-- START OF Extracted material --

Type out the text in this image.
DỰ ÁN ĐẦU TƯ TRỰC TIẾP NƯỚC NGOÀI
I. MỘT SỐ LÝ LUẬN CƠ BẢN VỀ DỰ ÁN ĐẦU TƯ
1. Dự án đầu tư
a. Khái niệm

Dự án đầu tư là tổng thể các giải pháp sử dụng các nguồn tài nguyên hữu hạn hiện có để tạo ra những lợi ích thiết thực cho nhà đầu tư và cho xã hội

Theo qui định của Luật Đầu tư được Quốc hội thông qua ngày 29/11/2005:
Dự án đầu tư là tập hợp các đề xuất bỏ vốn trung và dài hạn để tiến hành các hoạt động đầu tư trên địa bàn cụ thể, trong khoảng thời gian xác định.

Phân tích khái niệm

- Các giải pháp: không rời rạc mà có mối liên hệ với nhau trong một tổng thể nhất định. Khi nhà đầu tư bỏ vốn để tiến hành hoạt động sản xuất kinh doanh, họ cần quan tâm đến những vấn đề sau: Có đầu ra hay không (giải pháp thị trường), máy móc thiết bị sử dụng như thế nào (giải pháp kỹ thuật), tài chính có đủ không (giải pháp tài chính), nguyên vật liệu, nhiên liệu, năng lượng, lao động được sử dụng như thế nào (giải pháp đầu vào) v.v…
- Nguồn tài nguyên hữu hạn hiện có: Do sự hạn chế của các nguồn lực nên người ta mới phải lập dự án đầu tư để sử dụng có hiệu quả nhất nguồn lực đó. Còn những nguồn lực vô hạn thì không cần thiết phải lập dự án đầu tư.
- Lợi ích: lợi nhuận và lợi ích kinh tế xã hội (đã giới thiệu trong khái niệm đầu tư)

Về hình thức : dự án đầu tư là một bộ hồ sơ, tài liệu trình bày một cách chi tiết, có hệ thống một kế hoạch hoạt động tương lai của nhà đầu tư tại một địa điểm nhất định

-- END OF Extracted material --
-- START OF Extracted material --

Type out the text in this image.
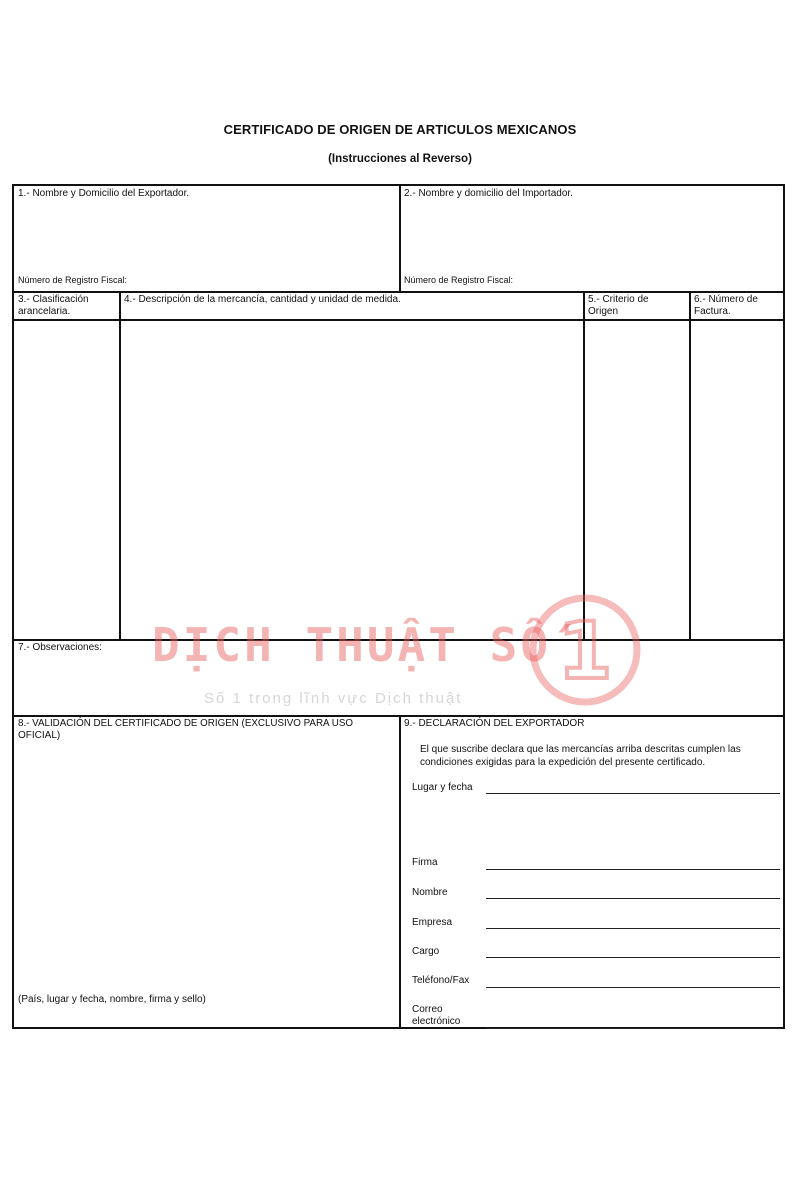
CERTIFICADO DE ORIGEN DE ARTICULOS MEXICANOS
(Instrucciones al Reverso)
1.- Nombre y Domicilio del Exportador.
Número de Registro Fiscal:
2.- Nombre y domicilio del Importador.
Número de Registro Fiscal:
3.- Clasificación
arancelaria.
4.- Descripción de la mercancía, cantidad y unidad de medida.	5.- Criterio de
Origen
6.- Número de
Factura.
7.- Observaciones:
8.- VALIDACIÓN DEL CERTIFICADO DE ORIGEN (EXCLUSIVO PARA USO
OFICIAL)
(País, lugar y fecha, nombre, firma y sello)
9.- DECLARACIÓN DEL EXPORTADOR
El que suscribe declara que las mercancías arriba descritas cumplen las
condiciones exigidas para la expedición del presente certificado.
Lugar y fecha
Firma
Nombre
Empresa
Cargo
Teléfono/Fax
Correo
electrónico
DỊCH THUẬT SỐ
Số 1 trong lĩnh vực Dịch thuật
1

-- END OF Extracted material --

§ Aim of the task:
Write out every line of the data that holds the word "hành".

§ Solution to the problem:
Dự án đầu tư là tập hợp các đề xuất bỏ vốn trung và dài hạn để tiến hành các hoạt động đầu tư trên địa bàn cụ thể, trong khoảng thời gian xác định.
- Các giải pháp: không rời rạc mà có mối liên hệ với nhau trong một tổng thể nhất định. Khi nhà đầu tư bỏ vốn để tiến hành hoạt động sản xuất kinh doanh, họ cần quan tâm đến những vấn đề sau: Có đầu ra hay không (giải pháp thị trường), máy móc thiết bị sử dụng như thế nào (giải pháp kỹ thuật), tài chính có đủ không (giải pháp tài chính), nguyên vật liệu, nhiên liệu, năng lượng, lao động được sử dụng như thế nào (giải pháp đầu vào) v.v…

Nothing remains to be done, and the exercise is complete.